=== WORK INSTRUCTIONS ===
Answer with a single number: how many lines in the listing below include "разработке"?

=== LISTING ===
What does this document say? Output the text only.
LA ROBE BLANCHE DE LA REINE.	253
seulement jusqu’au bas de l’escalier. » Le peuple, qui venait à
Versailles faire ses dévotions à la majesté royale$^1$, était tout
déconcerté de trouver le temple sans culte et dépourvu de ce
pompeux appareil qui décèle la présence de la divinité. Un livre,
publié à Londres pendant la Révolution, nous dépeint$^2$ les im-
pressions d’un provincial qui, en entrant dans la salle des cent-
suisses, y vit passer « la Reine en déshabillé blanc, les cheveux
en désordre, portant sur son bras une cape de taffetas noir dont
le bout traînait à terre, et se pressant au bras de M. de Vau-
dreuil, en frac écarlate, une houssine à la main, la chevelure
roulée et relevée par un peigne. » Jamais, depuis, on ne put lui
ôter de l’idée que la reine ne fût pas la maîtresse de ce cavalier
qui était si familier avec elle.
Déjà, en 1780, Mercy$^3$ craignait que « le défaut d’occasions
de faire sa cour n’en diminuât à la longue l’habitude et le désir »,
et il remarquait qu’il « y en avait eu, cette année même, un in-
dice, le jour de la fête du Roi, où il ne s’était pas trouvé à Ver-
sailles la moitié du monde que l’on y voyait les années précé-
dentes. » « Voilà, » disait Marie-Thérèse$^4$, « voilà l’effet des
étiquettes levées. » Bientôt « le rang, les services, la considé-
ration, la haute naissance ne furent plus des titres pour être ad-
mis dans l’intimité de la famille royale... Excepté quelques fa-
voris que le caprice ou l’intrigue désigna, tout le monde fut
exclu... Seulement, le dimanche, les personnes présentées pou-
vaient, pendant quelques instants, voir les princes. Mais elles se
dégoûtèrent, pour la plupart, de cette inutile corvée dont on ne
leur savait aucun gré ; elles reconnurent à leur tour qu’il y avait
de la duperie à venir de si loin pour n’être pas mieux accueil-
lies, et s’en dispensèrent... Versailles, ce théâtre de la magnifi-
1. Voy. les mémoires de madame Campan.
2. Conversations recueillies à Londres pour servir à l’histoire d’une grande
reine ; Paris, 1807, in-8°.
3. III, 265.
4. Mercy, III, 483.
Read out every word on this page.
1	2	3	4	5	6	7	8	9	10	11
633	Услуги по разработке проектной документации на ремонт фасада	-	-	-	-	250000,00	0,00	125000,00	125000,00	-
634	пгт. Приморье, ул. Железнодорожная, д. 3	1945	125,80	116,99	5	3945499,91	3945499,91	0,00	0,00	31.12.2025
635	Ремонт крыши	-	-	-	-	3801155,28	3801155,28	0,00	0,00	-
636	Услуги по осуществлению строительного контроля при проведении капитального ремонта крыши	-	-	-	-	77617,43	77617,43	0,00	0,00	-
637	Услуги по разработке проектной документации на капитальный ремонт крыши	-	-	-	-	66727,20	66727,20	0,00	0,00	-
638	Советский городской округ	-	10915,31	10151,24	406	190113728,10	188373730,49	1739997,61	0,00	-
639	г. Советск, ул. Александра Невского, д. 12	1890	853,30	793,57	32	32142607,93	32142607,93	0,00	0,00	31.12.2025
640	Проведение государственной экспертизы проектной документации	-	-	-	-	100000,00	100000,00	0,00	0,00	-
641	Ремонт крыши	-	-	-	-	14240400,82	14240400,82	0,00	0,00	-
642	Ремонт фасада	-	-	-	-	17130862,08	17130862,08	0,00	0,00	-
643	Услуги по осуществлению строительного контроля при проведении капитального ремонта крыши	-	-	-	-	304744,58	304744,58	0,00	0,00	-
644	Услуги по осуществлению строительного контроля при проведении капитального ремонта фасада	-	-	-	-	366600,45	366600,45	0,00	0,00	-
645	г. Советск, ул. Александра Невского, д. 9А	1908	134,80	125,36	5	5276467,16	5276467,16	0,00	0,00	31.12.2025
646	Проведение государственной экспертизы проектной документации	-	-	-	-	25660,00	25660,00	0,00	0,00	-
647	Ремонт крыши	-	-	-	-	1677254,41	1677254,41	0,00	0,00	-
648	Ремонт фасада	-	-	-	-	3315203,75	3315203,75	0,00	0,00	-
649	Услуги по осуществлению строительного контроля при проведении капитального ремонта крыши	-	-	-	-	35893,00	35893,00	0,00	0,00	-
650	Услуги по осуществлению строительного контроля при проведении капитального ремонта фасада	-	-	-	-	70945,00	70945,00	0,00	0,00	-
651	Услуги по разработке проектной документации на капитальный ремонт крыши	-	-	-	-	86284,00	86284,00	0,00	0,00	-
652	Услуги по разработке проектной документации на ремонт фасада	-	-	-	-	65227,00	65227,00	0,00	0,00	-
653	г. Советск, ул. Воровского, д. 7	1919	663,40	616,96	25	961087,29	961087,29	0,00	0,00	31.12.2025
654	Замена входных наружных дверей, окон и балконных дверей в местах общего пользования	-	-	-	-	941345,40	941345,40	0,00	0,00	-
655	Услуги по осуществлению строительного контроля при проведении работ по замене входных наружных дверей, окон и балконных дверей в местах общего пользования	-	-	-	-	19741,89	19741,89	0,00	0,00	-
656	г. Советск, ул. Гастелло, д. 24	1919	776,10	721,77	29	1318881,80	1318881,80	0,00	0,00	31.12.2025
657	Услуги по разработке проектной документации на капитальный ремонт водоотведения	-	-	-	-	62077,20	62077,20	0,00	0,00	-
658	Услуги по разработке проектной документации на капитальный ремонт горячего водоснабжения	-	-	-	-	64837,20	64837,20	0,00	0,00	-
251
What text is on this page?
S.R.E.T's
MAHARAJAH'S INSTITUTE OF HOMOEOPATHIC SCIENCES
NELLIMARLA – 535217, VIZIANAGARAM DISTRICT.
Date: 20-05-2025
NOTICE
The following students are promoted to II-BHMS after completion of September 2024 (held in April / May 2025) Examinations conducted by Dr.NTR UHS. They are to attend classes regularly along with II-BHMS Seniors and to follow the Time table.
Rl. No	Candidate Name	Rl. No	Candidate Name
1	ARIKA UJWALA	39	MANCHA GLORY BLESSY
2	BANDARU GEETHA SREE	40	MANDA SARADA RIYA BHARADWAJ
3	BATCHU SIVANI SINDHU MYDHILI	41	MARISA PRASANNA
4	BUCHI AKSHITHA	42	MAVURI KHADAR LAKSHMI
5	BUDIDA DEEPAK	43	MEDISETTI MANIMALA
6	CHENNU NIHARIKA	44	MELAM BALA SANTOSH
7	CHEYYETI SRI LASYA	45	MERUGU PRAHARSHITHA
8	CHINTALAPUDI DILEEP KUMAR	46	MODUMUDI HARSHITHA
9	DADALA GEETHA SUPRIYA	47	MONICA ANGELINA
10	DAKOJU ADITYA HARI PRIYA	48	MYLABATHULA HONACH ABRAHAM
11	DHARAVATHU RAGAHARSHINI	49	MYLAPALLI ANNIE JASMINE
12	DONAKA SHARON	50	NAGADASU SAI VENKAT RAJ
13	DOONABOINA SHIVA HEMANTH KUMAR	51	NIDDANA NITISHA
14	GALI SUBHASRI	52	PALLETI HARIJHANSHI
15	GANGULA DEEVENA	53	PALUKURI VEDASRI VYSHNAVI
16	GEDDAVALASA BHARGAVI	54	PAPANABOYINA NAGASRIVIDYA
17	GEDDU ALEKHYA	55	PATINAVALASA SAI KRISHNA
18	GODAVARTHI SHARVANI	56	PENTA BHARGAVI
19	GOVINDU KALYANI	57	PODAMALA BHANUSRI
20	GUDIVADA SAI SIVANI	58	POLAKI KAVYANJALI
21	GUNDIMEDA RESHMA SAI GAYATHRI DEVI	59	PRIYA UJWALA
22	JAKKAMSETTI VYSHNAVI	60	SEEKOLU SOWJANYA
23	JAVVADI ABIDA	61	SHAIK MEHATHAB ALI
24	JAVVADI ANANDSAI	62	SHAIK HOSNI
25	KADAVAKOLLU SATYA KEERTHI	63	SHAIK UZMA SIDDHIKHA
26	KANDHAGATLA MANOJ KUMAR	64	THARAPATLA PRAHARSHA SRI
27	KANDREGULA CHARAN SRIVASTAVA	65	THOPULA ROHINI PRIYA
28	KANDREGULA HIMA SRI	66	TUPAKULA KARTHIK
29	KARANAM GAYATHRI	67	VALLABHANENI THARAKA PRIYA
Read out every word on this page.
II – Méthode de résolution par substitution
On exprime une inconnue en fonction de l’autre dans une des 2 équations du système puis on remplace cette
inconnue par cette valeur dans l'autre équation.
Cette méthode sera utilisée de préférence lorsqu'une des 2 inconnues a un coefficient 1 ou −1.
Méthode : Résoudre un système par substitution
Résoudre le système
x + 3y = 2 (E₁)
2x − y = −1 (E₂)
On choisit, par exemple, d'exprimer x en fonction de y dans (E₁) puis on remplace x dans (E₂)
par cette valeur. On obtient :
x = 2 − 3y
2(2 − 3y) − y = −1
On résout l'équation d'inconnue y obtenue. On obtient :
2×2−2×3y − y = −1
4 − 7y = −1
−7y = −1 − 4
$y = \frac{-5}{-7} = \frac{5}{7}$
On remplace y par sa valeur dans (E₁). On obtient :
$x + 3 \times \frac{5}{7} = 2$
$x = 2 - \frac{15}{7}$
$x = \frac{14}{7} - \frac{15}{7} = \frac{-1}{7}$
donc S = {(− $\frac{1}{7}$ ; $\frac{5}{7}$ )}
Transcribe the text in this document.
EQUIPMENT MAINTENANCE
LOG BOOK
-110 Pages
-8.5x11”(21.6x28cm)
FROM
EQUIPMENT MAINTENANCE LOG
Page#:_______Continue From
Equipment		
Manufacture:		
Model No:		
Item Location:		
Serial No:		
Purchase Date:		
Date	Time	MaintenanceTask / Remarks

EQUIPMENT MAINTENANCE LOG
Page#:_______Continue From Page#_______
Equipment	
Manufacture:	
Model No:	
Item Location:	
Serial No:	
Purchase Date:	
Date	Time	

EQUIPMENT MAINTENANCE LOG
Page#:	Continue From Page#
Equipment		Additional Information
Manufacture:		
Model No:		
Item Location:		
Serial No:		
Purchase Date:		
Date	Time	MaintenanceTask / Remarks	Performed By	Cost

=== TASK OUTPUT ===
6